■ DATASET ROWS ■
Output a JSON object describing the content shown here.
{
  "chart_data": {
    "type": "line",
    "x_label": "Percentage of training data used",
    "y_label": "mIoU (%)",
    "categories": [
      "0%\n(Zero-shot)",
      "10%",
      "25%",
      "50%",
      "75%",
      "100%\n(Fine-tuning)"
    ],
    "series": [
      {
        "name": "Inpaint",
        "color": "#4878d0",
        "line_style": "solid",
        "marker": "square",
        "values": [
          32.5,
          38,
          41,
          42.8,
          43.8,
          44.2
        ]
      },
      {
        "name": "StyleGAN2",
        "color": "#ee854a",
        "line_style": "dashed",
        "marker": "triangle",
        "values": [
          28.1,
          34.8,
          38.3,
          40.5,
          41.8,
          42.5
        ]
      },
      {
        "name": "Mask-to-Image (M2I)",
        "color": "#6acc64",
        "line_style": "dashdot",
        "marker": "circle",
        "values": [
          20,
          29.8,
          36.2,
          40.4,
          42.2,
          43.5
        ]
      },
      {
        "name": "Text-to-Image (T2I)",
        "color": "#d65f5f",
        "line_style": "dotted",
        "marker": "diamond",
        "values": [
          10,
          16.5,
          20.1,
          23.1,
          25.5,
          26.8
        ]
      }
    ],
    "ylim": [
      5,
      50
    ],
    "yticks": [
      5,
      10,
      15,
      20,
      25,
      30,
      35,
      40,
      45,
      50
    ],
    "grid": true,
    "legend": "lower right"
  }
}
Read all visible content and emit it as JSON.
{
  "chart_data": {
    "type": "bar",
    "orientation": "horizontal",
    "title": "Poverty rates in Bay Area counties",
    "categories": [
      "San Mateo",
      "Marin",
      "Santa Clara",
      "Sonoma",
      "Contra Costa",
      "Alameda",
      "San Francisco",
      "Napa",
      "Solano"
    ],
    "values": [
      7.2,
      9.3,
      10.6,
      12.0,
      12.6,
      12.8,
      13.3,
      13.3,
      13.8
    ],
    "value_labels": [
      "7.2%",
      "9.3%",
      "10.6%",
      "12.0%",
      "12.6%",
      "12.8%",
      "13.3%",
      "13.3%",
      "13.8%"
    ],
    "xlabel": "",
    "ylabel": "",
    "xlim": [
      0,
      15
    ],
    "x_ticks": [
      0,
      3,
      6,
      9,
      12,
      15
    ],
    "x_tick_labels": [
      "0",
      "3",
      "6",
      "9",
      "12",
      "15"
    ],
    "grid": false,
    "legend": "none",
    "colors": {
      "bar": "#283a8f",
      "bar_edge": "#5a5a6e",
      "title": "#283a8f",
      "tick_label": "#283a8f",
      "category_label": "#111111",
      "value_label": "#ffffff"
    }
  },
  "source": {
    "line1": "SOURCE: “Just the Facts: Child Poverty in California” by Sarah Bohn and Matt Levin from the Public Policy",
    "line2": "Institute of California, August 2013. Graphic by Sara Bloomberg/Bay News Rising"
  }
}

■ THE REQUEST ■
Give every line of the material that includes the string "JSON".

■ COMPLETE ANSWER ■
Output a JSON object describing the content shown here.
Read all visible content and emit it as JSON.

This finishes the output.